# [RECORDS FOR THE TASK]
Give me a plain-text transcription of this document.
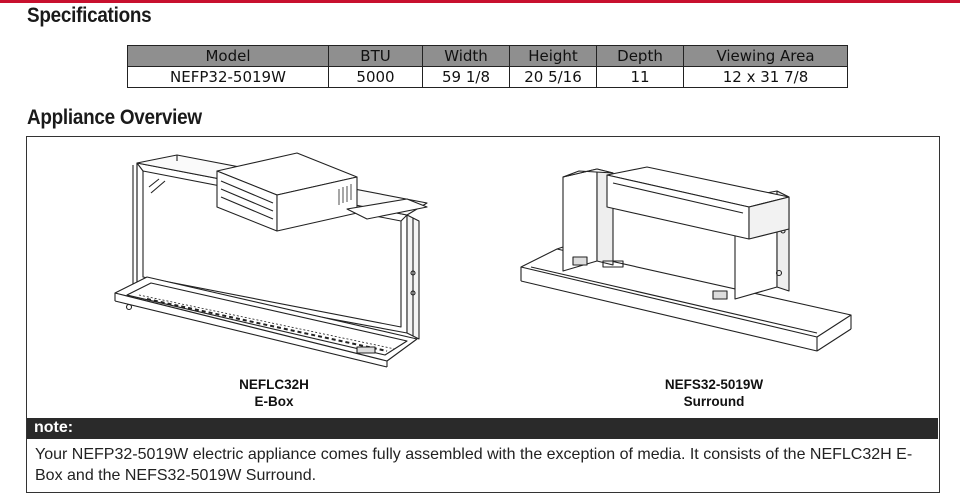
Specifications
Model	BTU	Width	Height	Depth	Viewing Area
NEFP32-5019W	5000	59 1/8	20 5/16	11	12 x 31 7/8
Appliance Overview
NEFLC32H
E-Box
NEFS32-5019W
Surround
note:
Your NEFP32-5019W electric appliance comes fully assembled with the exception of media. It consists of the NEFLC32H E-Box and the NEFS32-5019W Surround.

# [EXERCISE DIRECTIONS]
The records above must be transcribed exactly. Pictures are left out of the copy.

# [EXERCISE RESPONSE]
Give me a plain-text transcription of this document.
Specifications
Model	BTU	Width	Height	Depth	Viewing Area
NEFP32-5019W	5000	59 1/8	20 5/16	11	12 x 31 7/8
Appliance Overview
NEFLC32H
E-Box
NEFS32-5019W
Surround
note:
Your NEFP32-5019W electric appliance comes fully assembled with the exception of media. It consists of the NEFLC32H E-Box and the NEFS32-5019W Surround.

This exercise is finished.